*Consignes*.
a - Répondez aux questions suivantes sur le texte consacré au tract du Premier mai :
(i) Pourquoi le premier commentaire sur le tract était-il trop hâtif ?
(ii) Quelle formule le tract oppose-t-il à la défense « boîte par boîte » ?
(iii) Qu'est-ce que le texte présente comme essentiel ?
b - Relevez toutes les phrases interrogatives que contient le texte consacré au tract du Premier mai.
c - Reprenez le texte consacré au tract du Premier mai à la suite de sa dernière phrase.
=== Extrait du document ===
Je reviens sur votre tract Premier mai, dont le commentaire que j’en ai
fait était trop hâtif. Pas assez l’habitude de rédiger, voilà tout. Je
réaffirme en préalable qu’il suscite la réflexion.

Dans le § "Comment lutter contre les licenciements ? Faut-il suivre la
stratégie des centrales syndicales ?", vous opposez le "Tous ensemble" à
la défense boîte par boîte", chacun son emploi... et avancez la
nécessité d’unir les travailleurs par delà les secteurs. D’accord. En
même temps, on peut poser que la nécessité de s’unir viendra des
travailleurs eux-mêmes.
N’empêche, les meures que vous mettez en avant sont trop
"lutte-ouvrièriste". Se payer sur les profits présents, passés et futur
des patrons, c’est du radicalisme à pas cher, un slogan
« revanchard », qui fait l’impasse - hélas sans doute consciemment
pour LO - sur l’essentiel.
En effet, si l’on était dans un tel rapport de force, il faut bien
s’imaginer que le fonctionnement, ou du moins le contrôle des
entreprises, seraient déjà passé de fait entre nos mains et que les
patrons ne seraient plus maîtres chez eux. Nous déciderions donc de les
maintenir en place uniquement dans le dessein de piocher dans leur profits
 ? (On ne saurait imaginer de profits, en effet, sans que les patrons
restassent en place.) Que l’on fasse main basse sur une caisse noire, que
les travailleurs des banques, sur mandat des comités, opèrent des
confiscation-transferts, du moins tant que la notion de compte est encore
valide et que la monnaie a cours, c’est une chose, une bonne chose même.
Offrir la seule perspective de se servir indéfiniment "sur la bête", et
pour cela faire perdurer le mode de production capitaliste - tant que LE
parti ne décidera pas du contraire - c’en est une autre.
Alors qu’est-ce qui est essentiel ? Eh bien, c’est l’expérience concrète
du comité, du conseil, appelons-çà comme on voudra.
L’expérience du double pouvoir c’est la constatation, historiquement /
expérimentalement fondée, que la classe travailleuse, pour sa survie,
pour arracher ses revendications, poursuit une politique ouvrière dans
les habits du capitalisme qu’elle commence à jeter aux orties.
=== Données fournies ===
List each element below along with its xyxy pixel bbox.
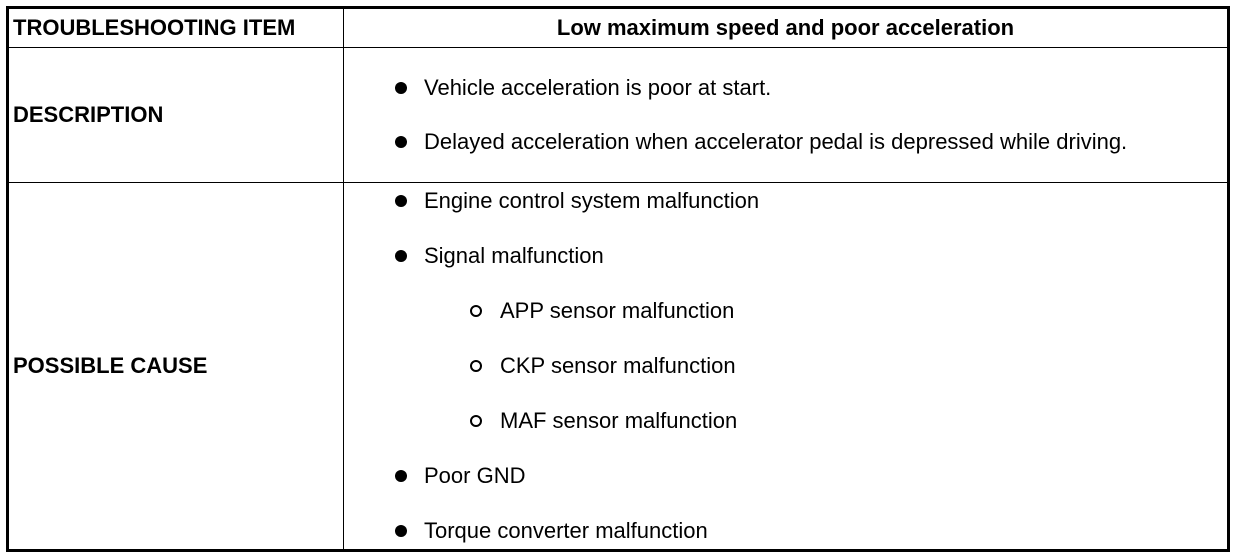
troubleshooting-table-frame: TROUBLESHOOTING ITEM Low maximum speed a…: [6, 6, 1230, 552]
list-item-text: APP sensor malfunction: [500, 298, 735, 324]
list-item: Poor GND: [344, 462, 1227, 490]
list-item: Signal malfunction: [344, 242, 1227, 270]
hollow-circle-bullet-icon: [470, 305, 482, 318]
sub-list-item: APP sensor malfunction: [344, 297, 1227, 325]
possible-cause-label: POSSIBLE CAUSE: [9, 182, 344, 549]
filled-circle-bullet-icon: [395, 82, 407, 95]
possible-cause-list: Engine control system malfunction Signal…: [344, 187, 1227, 545]
troubleshooting-item-label: TROUBLESHOOTING ITEM: [9, 9, 344, 49]
hollow-circle-bullet-icon: [470, 360, 482, 373]
list-item: Delayed acceleration when accelerator pe…: [344, 128, 1227, 156]
sub-list-item: MAF sensor malfunction: [344, 407, 1227, 435]
list-item: Vehicle acceleration is poor at start.: [344, 74, 1227, 102]
list-item-text: Delayed acceleration when accelerator pe…: [424, 129, 1128, 155]
list-item-text: Poor GND: [424, 463, 526, 489]
list-item-text: Torque converter malfunction: [424, 518, 708, 544]
description-row: DESCRIPTION Vehicle acceleration is poor…: [9, 47, 1227, 184]
troubleshooting-table: TROUBLESHOOTING ITEM Low maximum speed a…: [9, 9, 1227, 549]
description-list: Vehicle acceleration is poor at start. D…: [344, 74, 1227, 156]
hollow-circle-bullet-icon: [470, 415, 482, 428]
list-item: Engine control system malfunction: [344, 187, 1227, 215]
filled-circle-bullet-icon: [395, 525, 407, 538]
description-cell: Vehicle acceleration is poor at start. D…: [343, 47, 1227, 184]
list-item-text: CKP sensor malfunction: [500, 353, 736, 379]
description-label: DESCRIPTION: [9, 47, 344, 184]
filled-circle-bullet-icon: [395, 470, 407, 483]
header-row: TROUBLESHOOTING ITEM Low maximum speed a…: [9, 9, 1227, 49]
filled-circle-bullet-icon: [395, 250, 407, 263]
list-item-text: Vehicle acceleration is poor at start.: [424, 75, 772, 101]
possible-cause-row: POSSIBLE CAUSE Engine control system mal…: [9, 182, 1227, 549]
list-item-text: Signal malfunction: [424, 243, 604, 269]
troubleshooting-item-title: Low maximum speed and poor acceleration: [343, 9, 1227, 49]
list-item: Torque converter malfunction: [344, 517, 1227, 545]
sub-list-item: CKP sensor malfunction: [344, 352, 1227, 380]
possible-cause-cell: Engine control system malfunction Signal…: [343, 182, 1227, 549]
filled-circle-bullet-icon: [395, 136, 407, 149]
filled-circle-bullet-icon: [395, 195, 407, 208]
list-item-text: Engine control system malfunction: [424, 188, 760, 214]
list-item-text: MAF sensor malfunction: [500, 408, 738, 434]
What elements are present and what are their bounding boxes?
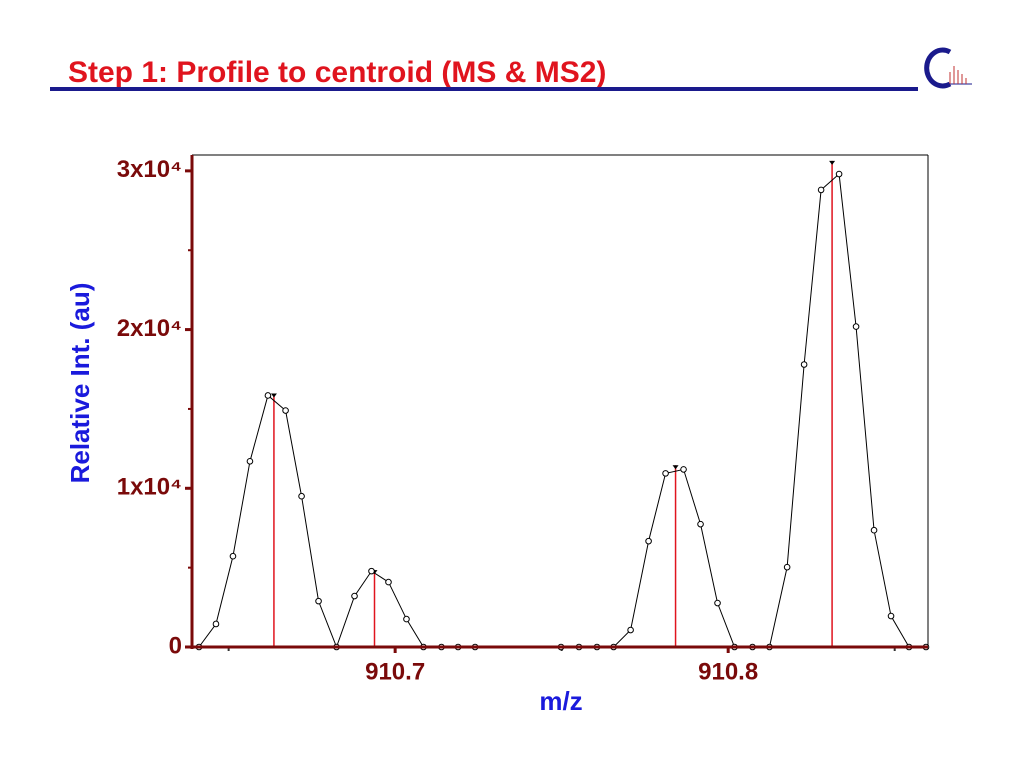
y-tick-label: 0 xyxy=(169,632,182,659)
centroid-marker xyxy=(672,465,679,470)
x-axis-title: m/z xyxy=(539,686,582,716)
profile-point xyxy=(697,520,704,528)
profile-point xyxy=(870,526,878,534)
centroid-marker xyxy=(270,393,277,398)
x-tick-label: 910.8 xyxy=(698,658,758,685)
profile-point xyxy=(246,458,254,465)
profile-point xyxy=(368,567,375,575)
plot: 0 1x10⁴ 2x10⁴ 3x10⁴ 910.7 910.8 xyxy=(117,154,930,685)
centroid-marker xyxy=(829,160,836,165)
profile-point xyxy=(229,552,237,560)
profile-point xyxy=(385,578,392,586)
y-tick-label: 3x10⁴ xyxy=(117,156,182,183)
profile-point xyxy=(264,392,272,399)
logo xyxy=(924,47,972,89)
x-tick-label: 910.7 xyxy=(365,658,425,685)
profile-point xyxy=(835,170,843,178)
profile-point xyxy=(351,592,358,600)
profile-point xyxy=(852,323,860,330)
profile-point xyxy=(662,470,669,477)
profile-point xyxy=(315,597,322,605)
y-tick-label: 1x10⁴ xyxy=(117,474,182,501)
profile-point xyxy=(800,361,808,368)
profile-point xyxy=(212,620,220,628)
profile-point xyxy=(887,612,895,620)
slide-title: Step 1: Profile to centroid (MS & MS2) xyxy=(68,56,606,89)
profile-point xyxy=(783,563,791,571)
y-tick-label: 2x10⁴ xyxy=(117,315,182,342)
y-axis-title: Relative Int. (au) xyxy=(65,283,95,484)
profile-point xyxy=(680,466,687,473)
profile-point xyxy=(817,186,825,194)
profile-point xyxy=(645,537,652,545)
profile-point xyxy=(627,626,634,634)
profile-point xyxy=(282,407,289,414)
profile-point xyxy=(714,599,721,607)
profile-point xyxy=(403,615,410,623)
profile-point xyxy=(298,492,305,500)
===
*Réponses*.
a -
(i) Par manque d'habitude de rédiger.
(ii) Le « Tous ensemble ».
(iii) L'expérience concrète du comité, du conseil, quel que soit le nom qu'on lui donne.

b -
- Comment lutter contre les licenciements ?
- Faut-il suivre la stratégie des centrales syndicales ?
- Nous déciderions donc de les maintenir en place uniquement dans le dessein de piocher dans leur profits ?
- Alors qu'est-ce qui est essentiel ?

c -
L’équilibre n’est jamais atteint et la base légale inexistante. Les
marxistes-révolutionnaires, dans ces conditions, nous diraient de
préserver la chèvre et le chou ? de ne pas trop attenter à la
propriété pour préserver les profits futurs sur lesquels nous nous
servirions ? Et ils feraient cela sans doute au nom d’une vision
d’ensemble, et pourquoi pas de l’ "intérêt" général" ! Vous allez dire
que non, et qu’à ce nouveau moment de la mobilisation correspondraient des
mots d’ordre s’orientant dans un sens ouvertement anti-capitaliste et de
renversement de la propriété. Cachotiers, va !

Le mode de production capitaliste peut s’effondrer en 24 heures. Le MPC
est un système de choses. Les visions d’horreur qu’ont les capitalistes
de sa chute dépassent sans doute nos rêves les plus fous concernant sa
destruction. Les cris d’orfraie du NPA lors du déclenchement de la crise
financière en dit long sur l’auto-limitation que nous nous infligeons.
Or, ce qui commence à se jouer dans un fonctionnement véritablement
conseilliste, ce n’est pas le démontage du système, façon
sous-préfecture, c’est le déjà-bouleversement des rapports de
production. C’est nécessairement avec la claire conscience qu’ils
s’approprient les rouages essentiels de la société que les travailleurs
commencent à tordre le cou au MPC dans les organes de double pouvoir. Et
cette conscience en même temps que l’expérience de l’exercice du pouvoir
nourrit la volonté d’aller plus loin. Les marxistes ne parlent guère de
volonté mais le passage de « l’en soi » ou « pour soi » peut en
tenir lieu. Quel est le problème ?

C’est qu’à un moment, pour une raison que je ne parviens pas encore à
appréhender théoriquement, les marxistes se campent en extériorité
complète vis à vis de la classe travailleuse pour ne lui laisser que la
conscience et lui interdire la volonté. C’est un peu comme s’ils avaient
le privilège de délivrer les brevets de passage de « l’en soi » au
« pour soi ».

Revenons au contenu du tract, à ce qu’il implique selon moi.

La révolution sociale impliquera dans ses premiers linéaments une
gestion expropriatrice de l’économie dans la mesure où ses agents seront
d’emblée des sujets conscients et agissants. Elle ne participera en aucune
manière d’une "autogestion" ( vulgaire technique de management ) de
l’économie en même temps qu’un système représentatif décrétera
l’interdiction des licenciements, l’imposition de telle ou telle mesure,
via la ré-émergence d’un exécutif, en un mot la survie de l’Etat.
Pour les marxistes, la production est déjà socialisée (d’ailleurs LO se
courrouce fort à la simple évocation de la "socialisation des moyens de
production"). Pour les anarchistes et les conseillistes, la modification
des rapports de production est déjà à l’oeuvre dans la lutte
revendicative. Voire, c’est même ce qui peut la motiver (lutte
anti-autoritaire, lutte contre tous les effets de domination).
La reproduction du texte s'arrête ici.